### Written exercise
Check each line of the listing below for the string "Percent", and copy the ones that have it.

Extracted records:
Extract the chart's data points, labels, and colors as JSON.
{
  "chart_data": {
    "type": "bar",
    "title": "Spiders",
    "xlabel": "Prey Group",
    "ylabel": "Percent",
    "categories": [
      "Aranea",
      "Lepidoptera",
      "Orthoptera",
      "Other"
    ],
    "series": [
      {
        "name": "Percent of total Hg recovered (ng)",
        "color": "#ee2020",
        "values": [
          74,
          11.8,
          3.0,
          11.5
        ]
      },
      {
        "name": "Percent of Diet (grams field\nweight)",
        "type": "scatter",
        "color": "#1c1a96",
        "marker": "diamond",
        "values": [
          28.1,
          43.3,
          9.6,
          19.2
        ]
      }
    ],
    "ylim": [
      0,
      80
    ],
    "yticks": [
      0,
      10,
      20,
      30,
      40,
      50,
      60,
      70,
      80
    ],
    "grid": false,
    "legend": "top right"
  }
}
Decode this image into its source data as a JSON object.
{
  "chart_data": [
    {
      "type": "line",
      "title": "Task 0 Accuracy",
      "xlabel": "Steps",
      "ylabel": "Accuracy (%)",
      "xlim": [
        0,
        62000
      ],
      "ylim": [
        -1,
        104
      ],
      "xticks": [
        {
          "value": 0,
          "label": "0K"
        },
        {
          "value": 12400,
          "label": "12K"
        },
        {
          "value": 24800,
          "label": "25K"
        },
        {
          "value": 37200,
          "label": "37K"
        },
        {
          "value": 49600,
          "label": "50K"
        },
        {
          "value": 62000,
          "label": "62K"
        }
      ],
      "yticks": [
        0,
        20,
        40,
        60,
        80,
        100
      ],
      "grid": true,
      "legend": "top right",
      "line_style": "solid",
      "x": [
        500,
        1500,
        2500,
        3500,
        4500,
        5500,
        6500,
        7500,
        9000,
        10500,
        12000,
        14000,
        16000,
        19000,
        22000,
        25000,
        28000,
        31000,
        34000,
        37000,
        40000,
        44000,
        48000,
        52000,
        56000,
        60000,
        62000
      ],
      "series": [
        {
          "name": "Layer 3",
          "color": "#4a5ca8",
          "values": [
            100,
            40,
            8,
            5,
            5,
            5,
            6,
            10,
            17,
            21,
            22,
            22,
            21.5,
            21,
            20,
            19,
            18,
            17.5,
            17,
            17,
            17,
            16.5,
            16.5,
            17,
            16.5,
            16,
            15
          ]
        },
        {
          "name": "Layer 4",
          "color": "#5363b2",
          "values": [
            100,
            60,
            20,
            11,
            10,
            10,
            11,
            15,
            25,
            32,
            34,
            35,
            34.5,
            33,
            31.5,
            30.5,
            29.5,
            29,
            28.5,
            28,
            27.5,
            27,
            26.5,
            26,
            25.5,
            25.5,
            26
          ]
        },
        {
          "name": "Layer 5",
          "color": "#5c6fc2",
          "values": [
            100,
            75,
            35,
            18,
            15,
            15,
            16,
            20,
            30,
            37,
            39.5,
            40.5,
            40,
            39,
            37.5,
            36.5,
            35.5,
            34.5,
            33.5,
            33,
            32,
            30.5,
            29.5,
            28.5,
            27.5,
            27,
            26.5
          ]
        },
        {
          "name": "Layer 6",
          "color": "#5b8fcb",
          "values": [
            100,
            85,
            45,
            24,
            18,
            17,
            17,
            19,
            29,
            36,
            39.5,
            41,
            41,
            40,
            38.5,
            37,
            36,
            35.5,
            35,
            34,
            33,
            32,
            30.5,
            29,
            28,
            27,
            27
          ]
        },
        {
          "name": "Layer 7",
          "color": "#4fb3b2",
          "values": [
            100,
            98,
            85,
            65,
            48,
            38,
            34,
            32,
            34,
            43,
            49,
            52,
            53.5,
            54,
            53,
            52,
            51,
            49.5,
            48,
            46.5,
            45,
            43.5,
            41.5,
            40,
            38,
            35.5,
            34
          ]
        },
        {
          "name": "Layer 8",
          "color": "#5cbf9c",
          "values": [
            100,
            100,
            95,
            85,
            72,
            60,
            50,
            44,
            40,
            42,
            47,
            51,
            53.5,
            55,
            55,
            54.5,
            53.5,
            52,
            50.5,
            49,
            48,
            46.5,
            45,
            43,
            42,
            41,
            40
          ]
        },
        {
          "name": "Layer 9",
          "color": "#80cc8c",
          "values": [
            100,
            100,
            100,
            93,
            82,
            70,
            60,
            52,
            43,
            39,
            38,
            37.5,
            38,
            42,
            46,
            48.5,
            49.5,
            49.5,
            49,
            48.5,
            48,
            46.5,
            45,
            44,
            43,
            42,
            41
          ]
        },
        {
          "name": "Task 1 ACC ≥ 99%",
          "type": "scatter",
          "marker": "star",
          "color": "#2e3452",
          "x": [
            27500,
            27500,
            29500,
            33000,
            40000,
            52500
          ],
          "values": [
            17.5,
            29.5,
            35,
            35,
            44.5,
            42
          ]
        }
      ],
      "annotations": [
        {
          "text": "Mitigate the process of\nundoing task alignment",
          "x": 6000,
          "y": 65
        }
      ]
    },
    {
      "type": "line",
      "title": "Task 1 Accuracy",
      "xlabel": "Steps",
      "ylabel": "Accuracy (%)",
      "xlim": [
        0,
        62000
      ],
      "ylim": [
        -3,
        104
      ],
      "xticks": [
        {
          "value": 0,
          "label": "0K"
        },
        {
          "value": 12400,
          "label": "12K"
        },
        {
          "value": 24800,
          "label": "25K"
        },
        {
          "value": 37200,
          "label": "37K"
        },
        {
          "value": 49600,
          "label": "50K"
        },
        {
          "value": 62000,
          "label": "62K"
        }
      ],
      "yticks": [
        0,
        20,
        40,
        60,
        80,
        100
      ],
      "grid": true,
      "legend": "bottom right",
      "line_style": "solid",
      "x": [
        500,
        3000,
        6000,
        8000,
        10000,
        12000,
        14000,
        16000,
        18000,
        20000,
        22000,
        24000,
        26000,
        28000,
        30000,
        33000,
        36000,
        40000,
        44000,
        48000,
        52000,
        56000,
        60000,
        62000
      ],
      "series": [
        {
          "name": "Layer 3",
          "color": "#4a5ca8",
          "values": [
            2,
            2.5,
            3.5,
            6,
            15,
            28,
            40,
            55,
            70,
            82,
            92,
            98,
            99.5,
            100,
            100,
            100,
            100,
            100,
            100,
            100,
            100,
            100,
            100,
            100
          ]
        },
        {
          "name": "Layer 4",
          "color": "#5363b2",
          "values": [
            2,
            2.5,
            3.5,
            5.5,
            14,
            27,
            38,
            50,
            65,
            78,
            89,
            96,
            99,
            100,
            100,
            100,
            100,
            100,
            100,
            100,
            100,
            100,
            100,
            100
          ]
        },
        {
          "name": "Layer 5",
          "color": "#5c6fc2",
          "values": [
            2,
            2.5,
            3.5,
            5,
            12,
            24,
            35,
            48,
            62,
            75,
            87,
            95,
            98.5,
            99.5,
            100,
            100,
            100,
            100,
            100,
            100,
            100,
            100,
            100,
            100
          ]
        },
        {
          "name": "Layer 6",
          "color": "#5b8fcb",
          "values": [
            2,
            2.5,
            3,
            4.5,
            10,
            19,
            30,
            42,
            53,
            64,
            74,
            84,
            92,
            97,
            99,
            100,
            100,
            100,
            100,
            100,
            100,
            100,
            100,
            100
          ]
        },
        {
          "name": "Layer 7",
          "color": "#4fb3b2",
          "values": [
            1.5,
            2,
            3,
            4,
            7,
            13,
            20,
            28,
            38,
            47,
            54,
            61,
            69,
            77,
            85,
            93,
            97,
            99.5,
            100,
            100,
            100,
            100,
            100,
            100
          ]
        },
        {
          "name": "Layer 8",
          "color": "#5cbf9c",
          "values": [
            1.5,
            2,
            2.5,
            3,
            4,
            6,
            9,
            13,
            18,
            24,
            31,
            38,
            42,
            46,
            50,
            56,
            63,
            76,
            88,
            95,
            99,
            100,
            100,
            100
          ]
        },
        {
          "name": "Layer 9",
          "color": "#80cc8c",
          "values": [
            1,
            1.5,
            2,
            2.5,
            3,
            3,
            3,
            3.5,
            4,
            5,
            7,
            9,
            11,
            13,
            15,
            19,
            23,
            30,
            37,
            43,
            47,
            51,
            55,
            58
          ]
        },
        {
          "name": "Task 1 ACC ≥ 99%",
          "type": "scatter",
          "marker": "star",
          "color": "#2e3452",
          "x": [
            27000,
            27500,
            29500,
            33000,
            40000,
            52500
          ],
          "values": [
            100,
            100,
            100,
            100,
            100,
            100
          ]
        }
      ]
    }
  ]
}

### Written answer
    "ylabel": "Percent",
        "name": "Percent of total Hg recovered (ng)",
        "name": "Percent of Diet (grams field\nweight)",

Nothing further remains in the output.